● Goal
Determine how many lines of this material contain "Tuấn". Give only the number.

● Rows
※ ※ ※

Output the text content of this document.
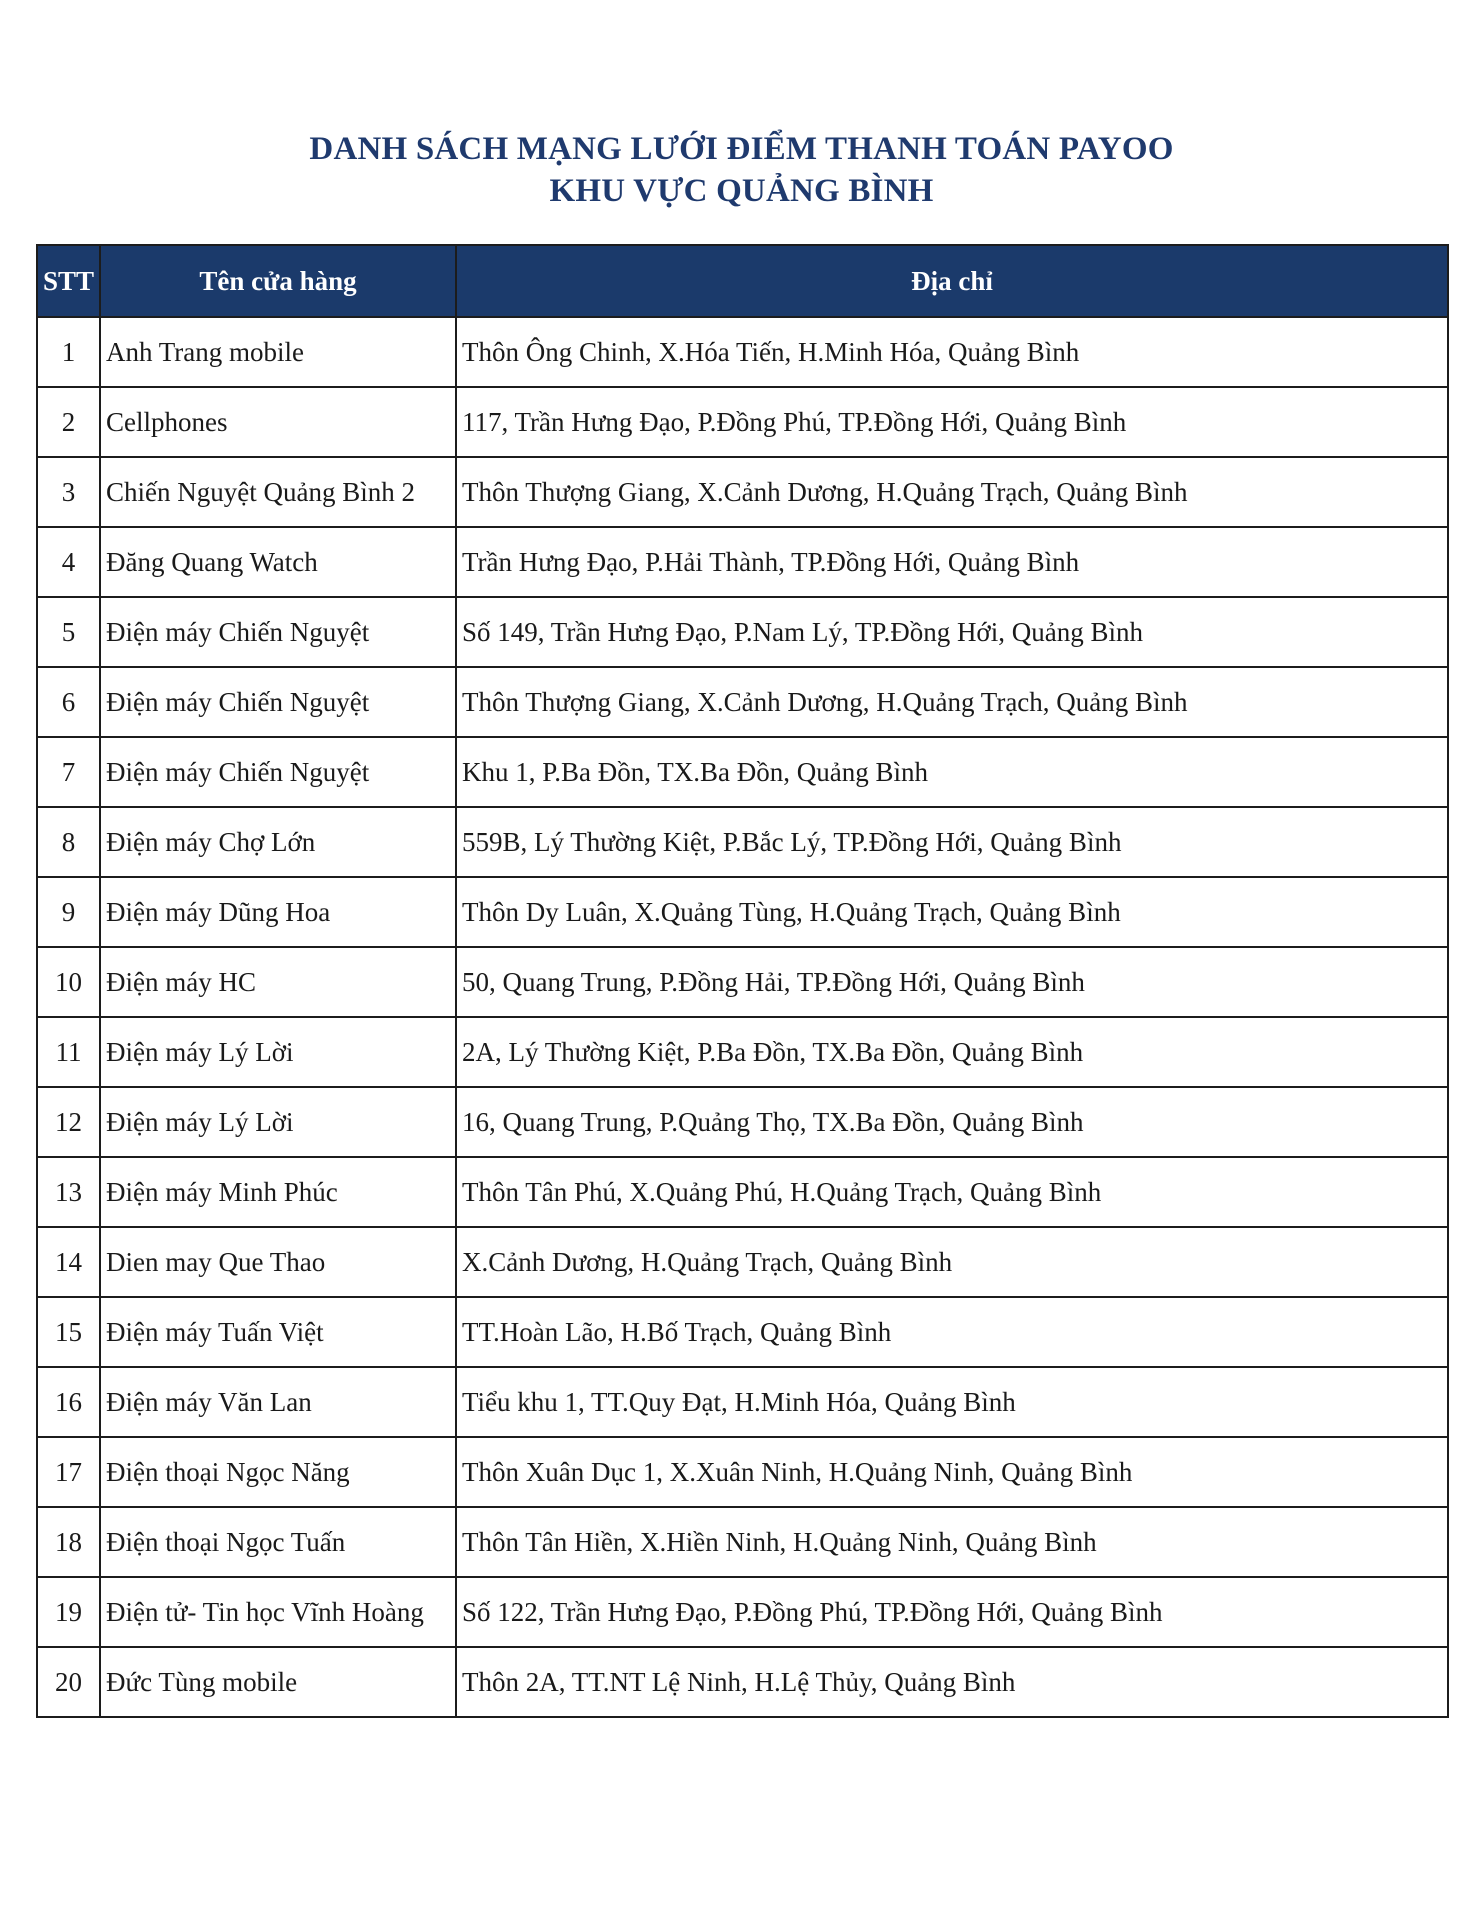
DANH SÁCH MẠNG LƯỚI ĐIỂM THANH TOÁN PAYOO
KHU VỰC QUẢNG BÌNH
STT	Tên cửa hàng	Địa chỉ
1	Anh Trang mobile	Thôn Ông Chinh, X.Hóa Tiến, H.Minh Hóa, Quảng Bình
2	Cellphones	117, Trần Hưng Đạo, P.Đồng Phú, TP.Đồng Hới, Quảng Bình
3	Chiến Nguyệt Quảng Bình 2	Thôn Thượng Giang, X.Cảnh Dương, H.Quảng Trạch, Quảng Bình
4	Đăng Quang Watch	Trần Hưng Đạo, P.Hải Thành, TP.Đồng Hới, Quảng Bình
5	Điện máy Chiến Nguyệt	Số 149, Trần Hưng Đạo, P.Nam Lý, TP.Đồng Hới, Quảng Bình
6	Điện máy Chiến Nguyệt	Thôn Thượng Giang, X.Cảnh Dương, H.Quảng Trạch, Quảng Bình
7	Điện máy Chiến Nguyệt	Khu 1, P.Ba Đồn, TX.Ba Đồn, Quảng Bình
8	Điện máy Chợ Lớn	559B, Lý Thường Kiệt, P.Bắc Lý, TP.Đồng Hới, Quảng Bình
9	Điện máy Dũng Hoa	Thôn Dy Luân, X.Quảng Tùng, H.Quảng Trạch, Quảng Bình
10	Điện máy HC	50, Quang Trung, P.Đồng Hải, TP.Đồng Hới, Quảng Bình
11	Điện máy Lý Lời	2A, Lý Thường Kiệt, P.Ba Đồn, TX.Ba Đồn, Quảng Bình
12	Điện máy Lý Lời	16, Quang Trung, P.Quảng Thọ, TX.Ba Đồn, Quảng Bình
13	Điện máy Minh Phúc	Thôn Tân Phú, X.Quảng Phú, H.Quảng Trạch, Quảng Bình
14	Dien may Que Thao	X.Cảnh Dương, H.Quảng Trạch, Quảng Bình
15	Điện máy Tuấn Việt	TT.Hoàn Lão, H.Bố Trạch, Quảng Bình
16	Điện máy Văn Lan	Tiểu khu 1, TT.Quy Đạt, H.Minh Hóa, Quảng Bình
17	Điện thoại Ngọc Năng	Thôn Xuân Dục 1, X.Xuân Ninh, H.Quảng Ninh, Quảng Bình
18	Điện thoại Ngọc Tuấn	Thôn Tân Hiền, X.Hiền Ninh, H.Quảng Ninh, Quảng Bình
19	Điện tử- Tin học Vĩnh Hoàng	Số 122, Trần Hưng Đạo, P.Đồng Phú, TP.Đồng Hới, Quảng Bình
20	Đức Tùng mobile	Thôn 2A, TT.NT Lệ Ninh, H.Lệ Thủy, Quảng Bình
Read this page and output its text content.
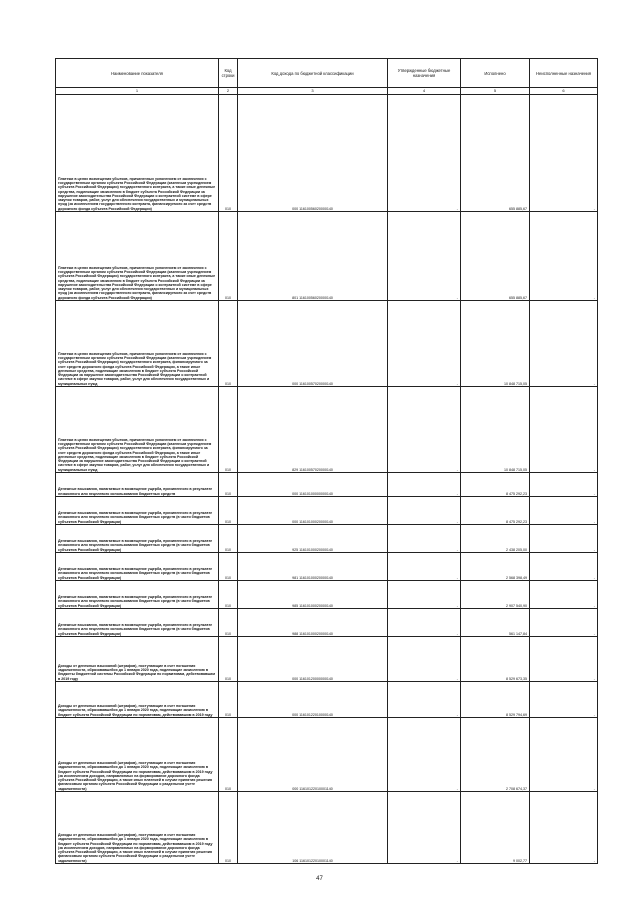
Наименование показателя	Код строки	Код дохода по бюджетной классификации	Утвержденные бюджетные назначения	Исполнено	Неисполненные назначения
1	2	3	4	5	6
Платежи в целях возмещения убытков, причиненных уклонением от заключения с государственным органом субъекта Российской Федерации (казенным учреждением субъекта Российской Федерации) государственного контракта, а также иные денежные средства, подлежащие зачислению в бюджет субъекта Российской Федерации за нарушение законодательства Российской Федерации о контрактной системе в сфере закупок товаров, работ, услуг для обеспечения государственных и муниципальных нужд (за исключением государственного контракта, финансируемого за счет средств дорожного фонда субъекта Российской Федерации)	010	000 11610056020000140	-	655 885,67	-
Платежи в целях возмещения убытков, причиненных уклонением от заключения с государственным органом субъекта Российской Федерации (казенным учреждением субъекта Российской Федерации) государственного контракта, а также иные денежные средства, подлежащие зачислению в бюджет субъекта Российской Федерации за нарушение законодательства Российской Федерации о контрактной системе в сфере закупок товаров, работ, услуг для обеспечения государственных и муниципальных нужд (за исключением государственного контракта, финансируемого за счет средств дорожного фонда субъекта Российской Федерации)	010	801 11610056020000140	-	655 885,67	-
Платежи в целях возмещения убытков, причиненных уклонением от заключения с государственным органом субъекта Российской Федерации (казенным учреждением субъекта Российской Федерации) государственного контракта, финансируемого за счет средств дорожного фонда субъекта Российской Федерации, а также иные денежные средства, подлежащие зачислению в бюджет субъекта Российской Федерации за нарушение законодательства Российской Федерации о контрактной системе в сфере закупок товаров, работ, услуг для обеспечения государственных и муниципальных нужд	010	000 11610057020000140	-	10 848 715,05	-
Платежи в целях возмещения убытков, причиненных уклонением от заключения с государственным органом субъекта Российской Федерации (казенным учреждением субъекта Российской Федерации) государственного контракта, финансируемого за счет средств дорожного фонда субъекта Российской Федерации, а также иные денежные средства, подлежащие зачислению в бюджет субъекта Российской Федерации за нарушение законодательства Российской Федерации о контрактной системе в сфере закупок товаров, работ, услуг для обеспечения государственных и муниципальных нужд	010	829 11610057020000140	-	10 848 715,05	-
Денежные взыскания, налагаемые в возмещение ущерба, причиненного в результате незаконного или нецелевого использования бюджетных средств	010	000 11610100000000140	-	8 475 292,23	-
Денежные взыскания, налагаемые в возмещение ущерба, причиненного в результате незаконного или нецелевого использования бюджетных средств (в части бюджетов субъектов Российской Федерации)	010	000 11610100020000140	-	8 475 292,23	-
Денежные взыскания, налагаемые в возмещение ущерба, причиненного в результате незаконного или нецелевого использования бюджетных средств (в части бюджетов субъектов Российской Федерации)	010	925 11610100020000140	-	2 438 205,00	-
Денежные взыскания, налагаемые в возмещение ущерба, причиненного в результате незаконного или нецелевого использования бюджетных средств (в части бюджетов субъектов Российской Федерации)	010	981 11610100020000140	-	2 568 398,49	-
Денежные взыскания, налагаемые в возмещение ущерба, причиненного в результате незаконного или нецелевого использования бюджетных средств (в части бюджетов субъектов Российской Федерации)	010	985 11610100020000140	-	2 907 540,90	-
Денежные взыскания, налагаемые в возмещение ущерба, причиненного в результате незаконного или нецелевого использования бюджетных средств (в части бюджетов субъектов Российской Федерации)	010	988 11610100020000140	-	561 147,84	-
Доходы от денежных взысканий (штрафов), поступающие в счет погашения задолженности, образовавшейся до 1 января 2020 года, подлежащие зачислению в бюджеты бюджетной системы Российской Федерации по нормативам, действовавшим в 2019 году	010	000 11610120000000140	-	8 529 673,35	-
Доходы от денежных взысканий (штрафов), поступающие в счет погашения задолженности, образовавшейся до 1 января 2020 года, подлежащие зачислению в бюджет субъекта Российской Федерации по нормативам, действовавшим в 2019 году	010	000 11610122010000140	-	8 529 794,69	-
Доходы от денежных взысканий (штрафов), поступающие в счет погашения задолженности, образовавшейся до 1 января 2020 года, подлежащие зачислению в бюджет субъекта Российской Федерации по нормативам, действовавшим в 2019 году (за исключением доходов, направляемых на формирование дорожного фонда субъекта Российской Федерации, а также иных платежей в случае принятия решения финансовым органом субъекта Российской Федерации о раздельном учете задолженности)	010	000 11610122010001140	-	2 708 674,37	-
Доходы от денежных взысканий (штрафов), поступающие в счет погашения задолженности, образовавшейся до 1 января 2020 года, подлежащие зачислению в бюджет субъекта Российской Федерации по нормативам, действовавшим в 2019 году (за исключением доходов, направляемых на формирование дорожного фонда субъекта Российской Федерации, а также иных платежей в случае принятия решения финансовым органом субъекта Российской Федерации о раздельном учете задолженности)	010	106 11610122010001140	-	9 002,77	-
47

※ ※ ※

● Answer for this exercise
2